What the task requires
In the data below, find every line that has the string "Visitors", and copy it.

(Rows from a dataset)
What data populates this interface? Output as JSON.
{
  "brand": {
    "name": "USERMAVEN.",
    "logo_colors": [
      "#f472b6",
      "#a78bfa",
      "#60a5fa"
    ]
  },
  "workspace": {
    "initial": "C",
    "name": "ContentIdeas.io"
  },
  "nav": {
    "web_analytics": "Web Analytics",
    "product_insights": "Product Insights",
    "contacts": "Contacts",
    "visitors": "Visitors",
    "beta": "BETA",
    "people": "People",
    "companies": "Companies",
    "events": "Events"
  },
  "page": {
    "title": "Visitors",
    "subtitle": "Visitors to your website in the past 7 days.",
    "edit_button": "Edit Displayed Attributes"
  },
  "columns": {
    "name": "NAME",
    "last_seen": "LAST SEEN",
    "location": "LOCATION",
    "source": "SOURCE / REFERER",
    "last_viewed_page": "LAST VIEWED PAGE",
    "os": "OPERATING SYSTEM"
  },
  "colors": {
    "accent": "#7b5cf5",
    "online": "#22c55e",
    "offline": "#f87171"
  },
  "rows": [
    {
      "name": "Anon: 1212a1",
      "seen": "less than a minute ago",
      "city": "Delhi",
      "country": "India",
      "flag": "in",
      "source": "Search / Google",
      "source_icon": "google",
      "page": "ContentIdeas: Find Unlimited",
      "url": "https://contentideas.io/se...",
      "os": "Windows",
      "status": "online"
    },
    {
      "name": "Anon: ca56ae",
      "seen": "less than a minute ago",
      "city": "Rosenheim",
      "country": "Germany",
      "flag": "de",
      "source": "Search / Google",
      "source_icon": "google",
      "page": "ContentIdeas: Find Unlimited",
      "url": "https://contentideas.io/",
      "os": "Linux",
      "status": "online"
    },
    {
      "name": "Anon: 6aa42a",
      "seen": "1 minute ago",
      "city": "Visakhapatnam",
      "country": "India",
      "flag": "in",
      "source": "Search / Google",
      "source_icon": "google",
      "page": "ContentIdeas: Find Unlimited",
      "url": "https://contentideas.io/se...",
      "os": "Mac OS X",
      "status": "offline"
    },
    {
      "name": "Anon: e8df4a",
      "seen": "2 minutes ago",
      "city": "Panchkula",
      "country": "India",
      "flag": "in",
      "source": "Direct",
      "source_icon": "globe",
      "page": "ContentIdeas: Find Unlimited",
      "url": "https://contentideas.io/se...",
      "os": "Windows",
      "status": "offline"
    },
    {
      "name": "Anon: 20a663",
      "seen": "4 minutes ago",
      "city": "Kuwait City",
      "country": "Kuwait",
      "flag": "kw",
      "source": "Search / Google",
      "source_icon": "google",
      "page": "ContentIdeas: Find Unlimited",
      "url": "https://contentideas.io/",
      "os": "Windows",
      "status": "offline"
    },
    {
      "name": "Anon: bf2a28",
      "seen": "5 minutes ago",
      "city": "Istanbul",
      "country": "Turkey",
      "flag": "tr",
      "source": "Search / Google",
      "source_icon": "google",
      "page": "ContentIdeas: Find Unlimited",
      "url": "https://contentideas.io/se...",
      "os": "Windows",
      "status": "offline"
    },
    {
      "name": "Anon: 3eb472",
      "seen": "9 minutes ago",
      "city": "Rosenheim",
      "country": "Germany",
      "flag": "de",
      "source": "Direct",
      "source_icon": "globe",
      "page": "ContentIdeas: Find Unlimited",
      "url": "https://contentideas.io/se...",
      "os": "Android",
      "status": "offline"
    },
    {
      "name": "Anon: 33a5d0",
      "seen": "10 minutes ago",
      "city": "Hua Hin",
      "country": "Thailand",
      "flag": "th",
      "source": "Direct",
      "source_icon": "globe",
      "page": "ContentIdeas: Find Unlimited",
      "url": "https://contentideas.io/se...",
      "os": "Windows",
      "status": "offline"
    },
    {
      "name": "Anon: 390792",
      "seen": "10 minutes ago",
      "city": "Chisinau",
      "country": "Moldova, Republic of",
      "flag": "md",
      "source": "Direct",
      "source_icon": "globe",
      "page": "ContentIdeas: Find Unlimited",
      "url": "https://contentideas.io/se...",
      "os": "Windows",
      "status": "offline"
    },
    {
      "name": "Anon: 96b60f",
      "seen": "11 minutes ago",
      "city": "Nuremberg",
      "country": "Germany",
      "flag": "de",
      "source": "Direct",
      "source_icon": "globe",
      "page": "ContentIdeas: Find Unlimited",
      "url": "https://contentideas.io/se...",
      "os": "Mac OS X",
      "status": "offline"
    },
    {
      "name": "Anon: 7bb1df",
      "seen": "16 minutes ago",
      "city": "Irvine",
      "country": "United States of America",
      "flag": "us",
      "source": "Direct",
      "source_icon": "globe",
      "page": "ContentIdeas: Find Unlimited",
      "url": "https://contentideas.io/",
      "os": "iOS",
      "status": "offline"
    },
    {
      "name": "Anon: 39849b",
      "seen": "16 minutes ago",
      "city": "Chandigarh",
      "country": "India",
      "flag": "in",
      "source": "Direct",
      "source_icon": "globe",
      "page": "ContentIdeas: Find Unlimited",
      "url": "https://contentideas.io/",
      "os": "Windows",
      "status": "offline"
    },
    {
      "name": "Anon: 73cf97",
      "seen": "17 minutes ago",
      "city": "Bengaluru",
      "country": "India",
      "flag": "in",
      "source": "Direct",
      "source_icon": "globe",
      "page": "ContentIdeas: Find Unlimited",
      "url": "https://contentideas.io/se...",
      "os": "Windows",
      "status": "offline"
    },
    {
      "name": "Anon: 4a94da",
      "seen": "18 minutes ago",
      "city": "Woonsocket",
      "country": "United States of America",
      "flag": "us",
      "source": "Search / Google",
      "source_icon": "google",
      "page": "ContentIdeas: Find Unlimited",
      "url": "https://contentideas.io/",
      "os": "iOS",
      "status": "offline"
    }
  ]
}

Task result
    "visitors": "Visitors",
    "title": "Visitors",
    "subtitle": "Visitors to your website in the past 7 days.",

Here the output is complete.